**Extracts from a graphics dataset:**
# # # #

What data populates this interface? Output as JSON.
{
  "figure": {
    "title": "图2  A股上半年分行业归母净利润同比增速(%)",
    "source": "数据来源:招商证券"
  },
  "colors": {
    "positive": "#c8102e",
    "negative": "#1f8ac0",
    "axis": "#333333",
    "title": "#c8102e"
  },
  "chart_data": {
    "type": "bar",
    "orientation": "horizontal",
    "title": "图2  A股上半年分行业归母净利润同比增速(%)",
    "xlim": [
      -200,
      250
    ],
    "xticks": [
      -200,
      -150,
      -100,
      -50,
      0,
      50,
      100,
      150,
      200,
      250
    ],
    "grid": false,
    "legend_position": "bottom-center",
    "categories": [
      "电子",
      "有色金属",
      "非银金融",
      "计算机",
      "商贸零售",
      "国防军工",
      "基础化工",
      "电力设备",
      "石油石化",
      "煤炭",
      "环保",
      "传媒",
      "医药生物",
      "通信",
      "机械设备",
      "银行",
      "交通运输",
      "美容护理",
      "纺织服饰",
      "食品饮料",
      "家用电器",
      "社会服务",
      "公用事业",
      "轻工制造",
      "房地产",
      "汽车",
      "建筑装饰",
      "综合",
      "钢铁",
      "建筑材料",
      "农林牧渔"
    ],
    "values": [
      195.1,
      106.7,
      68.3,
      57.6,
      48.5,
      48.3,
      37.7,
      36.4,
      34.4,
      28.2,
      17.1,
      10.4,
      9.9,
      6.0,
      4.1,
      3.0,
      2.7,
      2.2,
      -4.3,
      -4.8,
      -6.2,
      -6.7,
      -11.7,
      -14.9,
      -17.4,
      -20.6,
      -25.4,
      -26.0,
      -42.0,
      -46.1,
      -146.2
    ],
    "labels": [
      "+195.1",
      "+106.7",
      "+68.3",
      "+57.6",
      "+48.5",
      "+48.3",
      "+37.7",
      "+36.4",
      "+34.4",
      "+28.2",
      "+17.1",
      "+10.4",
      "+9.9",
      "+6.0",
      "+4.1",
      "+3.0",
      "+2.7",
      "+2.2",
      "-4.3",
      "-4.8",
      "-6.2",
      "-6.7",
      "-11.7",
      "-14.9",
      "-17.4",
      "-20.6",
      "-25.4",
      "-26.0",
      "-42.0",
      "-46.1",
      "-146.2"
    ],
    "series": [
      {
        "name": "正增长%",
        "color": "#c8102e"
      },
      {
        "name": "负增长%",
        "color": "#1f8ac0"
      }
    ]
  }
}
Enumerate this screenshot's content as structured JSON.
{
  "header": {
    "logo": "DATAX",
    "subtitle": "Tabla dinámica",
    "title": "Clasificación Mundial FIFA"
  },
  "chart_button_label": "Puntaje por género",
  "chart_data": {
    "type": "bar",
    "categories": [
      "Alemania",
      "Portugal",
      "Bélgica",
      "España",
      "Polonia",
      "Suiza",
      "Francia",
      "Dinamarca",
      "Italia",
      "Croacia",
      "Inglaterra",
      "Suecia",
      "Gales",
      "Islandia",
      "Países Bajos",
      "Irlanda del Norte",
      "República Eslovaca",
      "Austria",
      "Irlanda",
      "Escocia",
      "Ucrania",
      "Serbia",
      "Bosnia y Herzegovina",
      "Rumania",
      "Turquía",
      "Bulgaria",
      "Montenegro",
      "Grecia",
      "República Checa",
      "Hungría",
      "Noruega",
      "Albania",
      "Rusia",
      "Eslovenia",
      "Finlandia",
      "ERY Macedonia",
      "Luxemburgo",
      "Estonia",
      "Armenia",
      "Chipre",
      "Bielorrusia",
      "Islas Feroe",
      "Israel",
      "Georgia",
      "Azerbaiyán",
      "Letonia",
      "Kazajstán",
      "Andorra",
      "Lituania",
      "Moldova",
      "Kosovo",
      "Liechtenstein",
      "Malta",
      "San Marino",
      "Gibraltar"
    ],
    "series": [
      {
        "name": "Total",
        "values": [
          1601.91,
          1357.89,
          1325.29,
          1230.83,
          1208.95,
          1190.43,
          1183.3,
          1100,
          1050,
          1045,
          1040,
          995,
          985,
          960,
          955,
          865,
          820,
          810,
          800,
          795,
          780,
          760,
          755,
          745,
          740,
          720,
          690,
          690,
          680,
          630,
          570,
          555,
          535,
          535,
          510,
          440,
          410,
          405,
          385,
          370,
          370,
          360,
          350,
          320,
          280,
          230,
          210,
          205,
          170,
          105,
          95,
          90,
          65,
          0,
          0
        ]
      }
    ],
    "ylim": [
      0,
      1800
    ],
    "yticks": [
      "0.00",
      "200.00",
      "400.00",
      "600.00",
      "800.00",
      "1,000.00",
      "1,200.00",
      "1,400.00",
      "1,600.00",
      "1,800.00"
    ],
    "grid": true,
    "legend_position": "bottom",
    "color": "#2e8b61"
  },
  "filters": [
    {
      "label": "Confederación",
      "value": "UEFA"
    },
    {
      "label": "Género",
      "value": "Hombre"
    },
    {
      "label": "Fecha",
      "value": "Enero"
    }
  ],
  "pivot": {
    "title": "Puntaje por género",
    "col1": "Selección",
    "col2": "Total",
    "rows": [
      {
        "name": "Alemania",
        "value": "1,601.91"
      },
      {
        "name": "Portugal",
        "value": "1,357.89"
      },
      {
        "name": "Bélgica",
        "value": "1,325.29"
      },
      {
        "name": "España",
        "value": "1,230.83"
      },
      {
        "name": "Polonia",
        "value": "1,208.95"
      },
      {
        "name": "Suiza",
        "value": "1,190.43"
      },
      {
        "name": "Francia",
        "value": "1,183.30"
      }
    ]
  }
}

# # # #

**Your instructions:** Every line above needs to be retyped exactly.

**Reply to the task:**
What data populates this interface? Output as JSON.
{
  "figure": {
    "title": "图2  A股上半年分行业归母净利润同比增速(%)",
    "source": "数据来源:招商证券"
  },
  "colors": {
    "positive": "#c8102e",
    "negative": "#1f8ac0",
    "axis": "#333333",
    "title": "#c8102e"
  },
  "chart_data": {
    "type": "bar",
    "orientation": "horizontal",
    "title": "图2  A股上半年分行业归母净利润同比增速(%)",
    "xlim": [
      -200,
      250
    ],
    "xticks": [
      -200,
      -150,
      -100,
      -50,
      0,
      50,
      100,
      150,
      200,
      250
    ],
    "grid": false,
    "legend_position": "bottom-center",
    "categories": [
      "电子",
      "有色金属",
      "非银金融",
      "计算机",
      "商贸零售",
      "国防军工",
      "基础化工",
      "电力设备",
      "石油石化",
      "煤炭",
      "环保",
      "传媒",
      "医药生物",
      "通信",
      "机械设备",
      "银行",
      "交通运输",
      "美容护理",
      "纺织服饰",
      "食品饮料",
      "家用电器",
      "社会服务",
      "公用事业",
      "轻工制造",
      "房地产",
      "汽车",
      "建筑装饰",
      "综合",
      "钢铁",
      "建筑材料",
      "农林牧渔"
    ],
    "values": [
      195.1,
      106.7,
      68.3,
      57.6,
      48.5,
      48.3,
      37.7,
      36.4,
      34.4,
      28.2,
      17.1,
      10.4,
      9.9,
      6.0,
      4.1,
      3.0,
      2.7,
      2.2,
      -4.3,
      -4.8,
      -6.2,
      -6.7,
      -11.7,
      -14.9,
      -17.4,
      -20.6,
      -25.4,
      -26.0,
      -42.0,
      -46.1,
      -146.2
    ],
    "labels": [
      "+195.1",
      "+106.7",
      "+68.3",
      "+57.6",
      "+48.5",
      "+48.3",
      "+37.7",
      "+36.4",
      "+34.4",
      "+28.2",
      "+17.1",
      "+10.4",
      "+9.9",
      "+6.0",
      "+4.1",
      "+3.0",
      "+2.7",
      "+2.2",
      "-4.3",
      "-4.8",
      "-6.2",
      "-6.7",
      "-11.7",
      "-14.9",
      "-17.4",
      "-20.6",
      "-25.4",
      "-26.0",
      "-42.0",
      "-46.1",
      "-146.2"
    ],
    "series": [
      {
        "name": "正增长%",
        "color": "#c8102e"
      },
      {
        "name": "负增长%",
        "color": "#1f8ac0"
      }
    ]
  }
}
Enumerate this screenshot's content as structured JSON.
{
  "header": {
    "logo": "DATAX",
    "subtitle": "Tabla dinámica",
    "title": "Clasificación Mundial FIFA"
  },
  "chart_button_label": "Puntaje por género",
  "chart_data": {
    "type": "bar",
    "categories": [
      "Alemania",
      "Portugal",
      "Bélgica",
      "España",
      "Polonia",
      "Suiza",
      "Francia",
      "Dinamarca",
      "Italia",
      "Croacia",
      "Inglaterra",
      "Suecia",
      "Gales",
      "Islandia",
      "Países Bajos",
      "Irlanda del Norte",
      "República Eslovaca",
      "Austria",
      "Irlanda",
      "Escocia",
      "Ucrania",
      "Serbia",
      "Bosnia y Herzegovina",
      "Rumania",
      "Turquía",
      "Bulgaria",
      "Montenegro",
      "Grecia",
      "República Checa",
      "Hungría",
      "Noruega",
      "Albania",
      "Rusia",
      "Eslovenia",
      "Finlandia",
      "ERY Macedonia",
      "Luxemburgo",
      "Estonia",
      "Armenia",
      "Chipre",
      "Bielorrusia",
      "Islas Feroe",
      "Israel",
      "Georgia",
      "Azerbaiyán",
      "Letonia",
      "Kazajstán",
      "Andorra",
      "Lituania",
      "Moldova",
      "Kosovo",
      "Liechtenstein",
      "Malta",
      "San Marino",
      "Gibraltar"
    ],
    "series": [
      {
        "name": "Total",
        "values": [
          1601.91,
          1357.89,
          1325.29,
          1230.83,
          1208.95,
          1190.43,
          1183.3,
          1100,
          1050,
          1045,
          1040,
          995,
          985,
          960,
          955,
          865,
          820,
          810,
          800,
          795,
          780,
          760,
          755,
          745,
          740,
          720,
          690,
          690,
          680,
          630,
          570,
          555,
          535,
          535,
          510,
          440,
          410,
          405,
          385,
          370,
          370,
          360,
          350,
          320,
          280,
          230,
          210,
          205,
          170,
          105,
          95,
          90,
          65,
          0,
          0
        ]
      }
    ],
    "ylim": [
      0,
      1800
    ],
    "yticks": [
      "0.00",
      "200.00",
      "400.00",
      "600.00",
      "800.00",
      "1,000.00",
      "1,200.00",
      "1,400.00",
      "1,600.00",
      "1,800.00"
    ],
    "grid": true,
    "legend_position": "bottom",
    "color": "#2e8b61"
  },
  "filters": [
    {
      "label": "Confederación",
      "value": "UEFA"
    },
    {
      "label": "Género",
      "value": "Hombre"
    },
    {
      "label": "Fecha",
      "value": "Enero"
    }
  ],
  "pivot": {
    "title": "Puntaje por género",
    "col1": "Selección",
    "col2": "Total",
    "rows": [
      {
        "name": "Alemania",
        "value": "1,601.91"
      },
      {
        "name": "Portugal",
        "value": "1,357.89"
      },
      {
        "name": "Bélgica",
        "value": "1,325.29"
      },
      {
        "name": "España",
        "value": "1,230.83"
      },
      {
        "name": "Polonia",
        "value": "1,208.95"
      },
      {
        "name": "Suiza",
        "value": "1,190.43"
      },
      {
        "name": "Francia",
        "value": "1,183.30"
      }
    ]
  }
}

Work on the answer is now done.